**Exercise**
Within the records that follow, find every line containing the string "tájékoztatást". Copy those lines.

**Records for processing**

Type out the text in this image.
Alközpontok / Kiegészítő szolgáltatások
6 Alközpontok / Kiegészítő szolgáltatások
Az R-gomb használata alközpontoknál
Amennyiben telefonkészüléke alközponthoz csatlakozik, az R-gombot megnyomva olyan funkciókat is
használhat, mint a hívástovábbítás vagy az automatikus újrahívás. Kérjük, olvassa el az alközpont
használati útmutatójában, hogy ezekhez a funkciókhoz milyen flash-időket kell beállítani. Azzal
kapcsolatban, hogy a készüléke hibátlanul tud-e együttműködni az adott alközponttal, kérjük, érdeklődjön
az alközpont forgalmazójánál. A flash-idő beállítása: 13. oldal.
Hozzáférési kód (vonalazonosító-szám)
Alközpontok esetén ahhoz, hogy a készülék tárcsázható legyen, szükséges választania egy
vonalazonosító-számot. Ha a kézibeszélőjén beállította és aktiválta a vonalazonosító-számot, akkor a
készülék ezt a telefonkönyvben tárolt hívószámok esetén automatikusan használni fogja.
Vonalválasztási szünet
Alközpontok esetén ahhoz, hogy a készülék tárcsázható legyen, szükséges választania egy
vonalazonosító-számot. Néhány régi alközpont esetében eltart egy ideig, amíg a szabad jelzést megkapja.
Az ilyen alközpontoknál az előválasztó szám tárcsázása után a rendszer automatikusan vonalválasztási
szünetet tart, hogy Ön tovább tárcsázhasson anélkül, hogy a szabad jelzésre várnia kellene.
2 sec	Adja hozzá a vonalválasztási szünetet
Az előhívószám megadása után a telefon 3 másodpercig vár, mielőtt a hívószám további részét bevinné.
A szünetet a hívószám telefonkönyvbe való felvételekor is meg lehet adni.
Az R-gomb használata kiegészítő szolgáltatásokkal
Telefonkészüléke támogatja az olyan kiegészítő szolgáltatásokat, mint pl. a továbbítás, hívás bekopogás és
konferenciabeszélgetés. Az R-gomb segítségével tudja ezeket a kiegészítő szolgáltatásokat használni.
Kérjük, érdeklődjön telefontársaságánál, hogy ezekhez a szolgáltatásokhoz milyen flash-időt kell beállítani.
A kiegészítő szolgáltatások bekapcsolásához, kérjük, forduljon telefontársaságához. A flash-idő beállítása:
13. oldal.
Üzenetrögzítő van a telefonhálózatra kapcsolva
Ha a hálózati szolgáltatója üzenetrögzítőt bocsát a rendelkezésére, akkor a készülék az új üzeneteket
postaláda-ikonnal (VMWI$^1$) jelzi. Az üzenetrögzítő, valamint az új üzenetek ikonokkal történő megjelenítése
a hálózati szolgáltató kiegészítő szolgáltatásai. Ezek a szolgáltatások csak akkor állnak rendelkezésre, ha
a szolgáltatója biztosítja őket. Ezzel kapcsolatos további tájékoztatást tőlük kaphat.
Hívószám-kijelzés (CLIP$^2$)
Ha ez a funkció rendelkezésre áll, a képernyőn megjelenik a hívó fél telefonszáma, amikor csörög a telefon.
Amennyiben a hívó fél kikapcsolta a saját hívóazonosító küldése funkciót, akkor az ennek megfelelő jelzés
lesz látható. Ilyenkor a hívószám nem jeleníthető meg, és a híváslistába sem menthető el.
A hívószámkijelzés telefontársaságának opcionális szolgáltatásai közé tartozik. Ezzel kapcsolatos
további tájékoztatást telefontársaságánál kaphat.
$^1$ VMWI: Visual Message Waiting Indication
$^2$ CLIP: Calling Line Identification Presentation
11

**Correct response**
a szolgáltatója biztosítja őket. Ezzel kapcsolatos további tájékoztatást tőlük kaphat.
további tájékoztatást telefontársaságánál kaphat.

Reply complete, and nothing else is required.